**TASK TO CARRY OUT**
Restate every entry word for word.

Data items:
## START
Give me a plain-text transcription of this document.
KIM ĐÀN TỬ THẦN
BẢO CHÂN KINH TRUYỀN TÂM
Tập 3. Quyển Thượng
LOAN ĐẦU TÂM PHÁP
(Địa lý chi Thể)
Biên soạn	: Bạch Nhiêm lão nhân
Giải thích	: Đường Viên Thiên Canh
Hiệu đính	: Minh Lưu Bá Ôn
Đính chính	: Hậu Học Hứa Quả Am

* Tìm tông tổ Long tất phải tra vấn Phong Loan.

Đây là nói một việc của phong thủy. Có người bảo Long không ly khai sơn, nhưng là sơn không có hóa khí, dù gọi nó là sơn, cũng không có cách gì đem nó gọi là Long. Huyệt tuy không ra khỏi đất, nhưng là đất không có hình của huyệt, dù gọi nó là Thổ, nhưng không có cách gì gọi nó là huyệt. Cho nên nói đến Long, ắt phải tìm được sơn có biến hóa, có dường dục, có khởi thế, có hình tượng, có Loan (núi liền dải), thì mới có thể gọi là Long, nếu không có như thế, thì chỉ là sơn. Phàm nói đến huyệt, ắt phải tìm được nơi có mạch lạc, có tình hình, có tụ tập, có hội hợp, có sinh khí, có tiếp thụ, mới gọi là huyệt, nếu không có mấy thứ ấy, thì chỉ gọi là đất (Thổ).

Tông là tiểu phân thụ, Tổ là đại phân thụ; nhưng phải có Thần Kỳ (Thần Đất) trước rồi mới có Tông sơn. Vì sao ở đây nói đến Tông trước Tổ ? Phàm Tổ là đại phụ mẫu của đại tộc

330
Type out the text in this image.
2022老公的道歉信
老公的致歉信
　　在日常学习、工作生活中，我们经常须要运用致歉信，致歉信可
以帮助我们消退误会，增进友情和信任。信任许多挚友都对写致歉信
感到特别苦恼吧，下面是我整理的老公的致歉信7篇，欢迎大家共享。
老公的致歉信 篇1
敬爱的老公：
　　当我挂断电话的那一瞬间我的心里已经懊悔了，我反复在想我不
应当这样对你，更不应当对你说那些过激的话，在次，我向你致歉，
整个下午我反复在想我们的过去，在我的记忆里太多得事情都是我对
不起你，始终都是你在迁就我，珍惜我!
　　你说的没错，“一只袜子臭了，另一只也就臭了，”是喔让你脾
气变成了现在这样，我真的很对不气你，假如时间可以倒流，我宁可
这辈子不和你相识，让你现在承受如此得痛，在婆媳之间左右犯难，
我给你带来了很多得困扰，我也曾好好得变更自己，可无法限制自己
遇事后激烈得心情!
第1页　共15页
## END
**RESULT OF THE TASK**
Give me a plain-text transcription of this document.
KIM ĐÀN TỬ THẦN
BẢO CHÂN KINH TRUYỀN TÂM
Tập 3. Quyển Thượng
LOAN ĐẦU TÂM PHÁP
(Địa lý chi Thể)
Biên soạn	: Bạch Nhiêm lão nhân
Giải thích	: Đường Viên Thiên Canh
Hiệu đính	: Minh Lưu Bá Ôn
Đính chính	: Hậu Học Hứa Quả Am

* Tìm tông tổ Long tất phải tra vấn Phong Loan.

Đây là nói một việc của phong thủy. Có người bảo Long không ly khai sơn, nhưng là sơn không có hóa khí, dù gọi nó là sơn, cũng không có cách gì đem nó gọi là Long. Huyệt tuy không ra khỏi đất, nhưng là đất không có hình của huyệt, dù gọi nó là Thổ, nhưng không có cách gì gọi nó là huyệt. Cho nên nói đến Long, ắt phải tìm được sơn có biến hóa, có dường dục, có khởi thế, có hình tượng, có Loan (núi liền dải), thì mới có thể gọi là Long, nếu không có như thế, thì chỉ là sơn. Phàm nói đến huyệt, ắt phải tìm được nơi có mạch lạc, có tình hình, có tụ tập, có hội hợp, có sinh khí, có tiếp thụ, mới gọi là huyệt, nếu không có mấy thứ ấy, thì chỉ gọi là đất (Thổ).

Tông là tiểu phân thụ, Tổ là đại phân thụ; nhưng phải có Thần Kỳ (Thần Đất) trước rồi mới có Tông sơn. Vì sao ở đây nói đến Tông trước Tổ ? Phàm Tổ là đại phụ mẫu của đại tộc

330
Type out the text in this image.
2022老公的道歉信
老公的致歉信
　　在日常学习、工作生活中，我们经常须要运用致歉信，致歉信可
以帮助我们消退误会，增进友情和信任。信任许多挚友都对写致歉信
感到特别苦恼吧，下面是我整理的老公的致歉信7篇，欢迎大家共享。
老公的致歉信 篇1
敬爱的老公：
　　当我挂断电话的那一瞬间我的心里已经懊悔了，我反复在想我不
应当这样对你，更不应当对你说那些过激的话，在次，我向你致歉，
整个下午我反复在想我们的过去，在我的记忆里太多得事情都是我对
不起你，始终都是你在迁就我，珍惜我!
　　你说的没错，“一只袜子臭了，另一只也就臭了，”是喔让你脾
气变成了现在这样，我真的很对不气你，假如时间可以倒流，我宁可
这辈子不和你相识，让你现在承受如此得痛，在婆媳之间左右犯难，
我给你带来了很多得困扰，我也曾好好得变更自己，可无法限制自己
遇事后激烈得心情!
第1页　共15页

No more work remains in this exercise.